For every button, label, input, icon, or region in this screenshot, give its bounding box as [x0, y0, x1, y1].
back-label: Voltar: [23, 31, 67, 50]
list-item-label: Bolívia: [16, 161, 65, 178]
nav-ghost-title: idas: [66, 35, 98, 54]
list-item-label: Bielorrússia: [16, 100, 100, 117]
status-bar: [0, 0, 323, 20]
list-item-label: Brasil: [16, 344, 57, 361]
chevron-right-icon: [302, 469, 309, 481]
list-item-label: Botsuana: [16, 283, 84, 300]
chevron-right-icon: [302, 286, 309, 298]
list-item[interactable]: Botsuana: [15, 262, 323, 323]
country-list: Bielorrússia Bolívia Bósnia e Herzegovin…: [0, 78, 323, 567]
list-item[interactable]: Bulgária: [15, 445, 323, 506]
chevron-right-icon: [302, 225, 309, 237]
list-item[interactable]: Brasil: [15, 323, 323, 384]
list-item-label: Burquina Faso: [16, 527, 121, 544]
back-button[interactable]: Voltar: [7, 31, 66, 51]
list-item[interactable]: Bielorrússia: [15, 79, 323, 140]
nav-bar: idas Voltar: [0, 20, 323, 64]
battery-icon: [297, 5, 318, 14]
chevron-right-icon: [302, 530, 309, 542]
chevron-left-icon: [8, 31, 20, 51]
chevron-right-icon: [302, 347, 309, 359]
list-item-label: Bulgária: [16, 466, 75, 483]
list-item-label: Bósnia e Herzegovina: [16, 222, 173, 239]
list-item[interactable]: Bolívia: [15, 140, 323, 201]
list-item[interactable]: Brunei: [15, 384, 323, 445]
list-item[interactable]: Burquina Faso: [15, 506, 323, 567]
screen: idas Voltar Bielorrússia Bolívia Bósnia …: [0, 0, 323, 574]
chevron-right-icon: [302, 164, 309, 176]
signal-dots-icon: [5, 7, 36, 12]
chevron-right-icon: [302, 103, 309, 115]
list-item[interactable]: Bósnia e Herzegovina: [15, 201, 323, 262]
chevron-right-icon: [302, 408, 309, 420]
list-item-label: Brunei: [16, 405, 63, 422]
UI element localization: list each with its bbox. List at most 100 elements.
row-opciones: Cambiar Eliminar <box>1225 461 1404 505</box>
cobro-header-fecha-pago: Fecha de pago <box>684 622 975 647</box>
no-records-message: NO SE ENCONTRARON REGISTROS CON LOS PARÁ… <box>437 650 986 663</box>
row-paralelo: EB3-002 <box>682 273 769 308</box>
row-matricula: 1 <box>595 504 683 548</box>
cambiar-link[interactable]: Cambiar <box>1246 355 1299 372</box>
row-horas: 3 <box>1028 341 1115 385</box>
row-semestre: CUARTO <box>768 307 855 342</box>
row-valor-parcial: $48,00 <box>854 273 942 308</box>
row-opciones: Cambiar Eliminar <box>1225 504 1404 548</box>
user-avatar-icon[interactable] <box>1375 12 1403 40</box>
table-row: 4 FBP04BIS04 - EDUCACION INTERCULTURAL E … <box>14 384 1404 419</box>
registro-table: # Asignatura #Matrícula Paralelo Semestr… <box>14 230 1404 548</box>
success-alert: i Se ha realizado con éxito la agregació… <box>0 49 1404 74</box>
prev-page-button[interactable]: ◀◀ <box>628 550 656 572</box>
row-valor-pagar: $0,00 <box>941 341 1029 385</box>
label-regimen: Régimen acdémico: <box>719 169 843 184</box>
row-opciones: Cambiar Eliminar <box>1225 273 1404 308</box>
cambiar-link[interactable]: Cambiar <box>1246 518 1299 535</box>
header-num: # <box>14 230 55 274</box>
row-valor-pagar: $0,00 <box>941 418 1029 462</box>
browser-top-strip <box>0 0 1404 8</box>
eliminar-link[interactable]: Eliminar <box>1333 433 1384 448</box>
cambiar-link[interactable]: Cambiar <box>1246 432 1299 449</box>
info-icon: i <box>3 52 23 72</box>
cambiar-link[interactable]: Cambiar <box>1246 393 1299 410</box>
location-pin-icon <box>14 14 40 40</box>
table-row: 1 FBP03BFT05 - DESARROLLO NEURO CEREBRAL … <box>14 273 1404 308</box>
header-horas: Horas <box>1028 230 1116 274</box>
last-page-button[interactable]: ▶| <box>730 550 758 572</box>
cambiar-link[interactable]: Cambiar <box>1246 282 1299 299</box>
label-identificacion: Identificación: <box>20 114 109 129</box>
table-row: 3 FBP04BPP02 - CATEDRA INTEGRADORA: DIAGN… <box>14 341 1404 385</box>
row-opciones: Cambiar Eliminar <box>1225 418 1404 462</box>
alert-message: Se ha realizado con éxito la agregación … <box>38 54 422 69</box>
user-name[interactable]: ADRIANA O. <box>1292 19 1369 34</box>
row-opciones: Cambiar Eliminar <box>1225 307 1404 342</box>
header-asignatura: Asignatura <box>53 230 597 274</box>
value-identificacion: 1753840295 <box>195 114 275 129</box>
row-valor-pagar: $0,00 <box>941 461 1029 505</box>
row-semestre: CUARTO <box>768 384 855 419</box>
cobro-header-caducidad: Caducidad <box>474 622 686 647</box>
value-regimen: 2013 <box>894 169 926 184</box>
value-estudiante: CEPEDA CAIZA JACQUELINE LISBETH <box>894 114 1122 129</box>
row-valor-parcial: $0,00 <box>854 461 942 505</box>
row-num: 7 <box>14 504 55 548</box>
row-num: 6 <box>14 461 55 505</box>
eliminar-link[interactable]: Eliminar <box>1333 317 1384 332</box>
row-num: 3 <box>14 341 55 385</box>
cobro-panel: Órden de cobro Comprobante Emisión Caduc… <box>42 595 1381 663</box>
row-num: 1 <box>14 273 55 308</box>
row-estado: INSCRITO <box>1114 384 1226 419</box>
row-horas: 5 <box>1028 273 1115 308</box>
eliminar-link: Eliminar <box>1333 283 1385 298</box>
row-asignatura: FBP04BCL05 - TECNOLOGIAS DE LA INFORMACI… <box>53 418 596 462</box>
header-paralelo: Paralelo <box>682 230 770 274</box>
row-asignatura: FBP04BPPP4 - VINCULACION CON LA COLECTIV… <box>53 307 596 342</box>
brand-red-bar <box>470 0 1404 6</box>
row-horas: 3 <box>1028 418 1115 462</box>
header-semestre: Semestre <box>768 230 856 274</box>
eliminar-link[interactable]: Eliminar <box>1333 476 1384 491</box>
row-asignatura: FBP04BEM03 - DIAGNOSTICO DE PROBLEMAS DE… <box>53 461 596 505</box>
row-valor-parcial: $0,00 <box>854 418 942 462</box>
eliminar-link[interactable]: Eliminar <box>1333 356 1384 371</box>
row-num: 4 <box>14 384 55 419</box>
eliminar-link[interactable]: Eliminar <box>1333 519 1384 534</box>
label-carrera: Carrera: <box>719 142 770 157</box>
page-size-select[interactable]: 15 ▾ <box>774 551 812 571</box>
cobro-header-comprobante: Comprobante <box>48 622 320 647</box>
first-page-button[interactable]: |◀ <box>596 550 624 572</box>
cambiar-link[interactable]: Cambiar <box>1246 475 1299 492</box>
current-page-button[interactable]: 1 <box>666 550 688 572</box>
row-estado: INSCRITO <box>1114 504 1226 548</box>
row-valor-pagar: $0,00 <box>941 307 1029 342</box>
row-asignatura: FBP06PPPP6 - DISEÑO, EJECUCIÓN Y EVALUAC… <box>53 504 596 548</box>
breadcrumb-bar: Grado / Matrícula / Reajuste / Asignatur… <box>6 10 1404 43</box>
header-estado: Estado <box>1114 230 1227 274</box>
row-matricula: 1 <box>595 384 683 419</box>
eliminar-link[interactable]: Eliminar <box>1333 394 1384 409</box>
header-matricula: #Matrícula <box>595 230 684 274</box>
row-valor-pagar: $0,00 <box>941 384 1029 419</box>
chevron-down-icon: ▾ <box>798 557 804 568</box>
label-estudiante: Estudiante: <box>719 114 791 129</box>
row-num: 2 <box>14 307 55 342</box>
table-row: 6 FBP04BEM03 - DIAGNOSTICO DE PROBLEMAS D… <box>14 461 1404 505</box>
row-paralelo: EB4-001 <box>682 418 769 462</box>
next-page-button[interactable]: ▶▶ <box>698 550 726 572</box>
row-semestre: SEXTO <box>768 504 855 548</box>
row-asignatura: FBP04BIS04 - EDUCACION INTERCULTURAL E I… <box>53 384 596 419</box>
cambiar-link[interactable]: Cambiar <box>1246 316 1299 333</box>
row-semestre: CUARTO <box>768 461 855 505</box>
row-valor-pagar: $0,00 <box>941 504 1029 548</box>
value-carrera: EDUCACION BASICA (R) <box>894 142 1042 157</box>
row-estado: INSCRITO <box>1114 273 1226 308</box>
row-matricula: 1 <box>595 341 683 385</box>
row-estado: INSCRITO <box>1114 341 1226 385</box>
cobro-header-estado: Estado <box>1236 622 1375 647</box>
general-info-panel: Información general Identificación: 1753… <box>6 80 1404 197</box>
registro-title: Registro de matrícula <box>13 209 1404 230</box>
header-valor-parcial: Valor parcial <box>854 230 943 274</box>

● ● ● ● ● ● ●

> To do
Show each line from the items above that contains the word "Bielorrússia".

> Solved exercise
list-item-label: Bielorrússia: [16, 100, 100, 117]
country-list: Bielorrússia Bolívia Bósnia e Herzegovin…: [0, 78, 323, 567]
list-item[interactable]: Bielorrússia: [15, 79, 323, 140]
screen: idas Voltar Bielorrússia Bolívia Bósnia …: [0, 0, 323, 574]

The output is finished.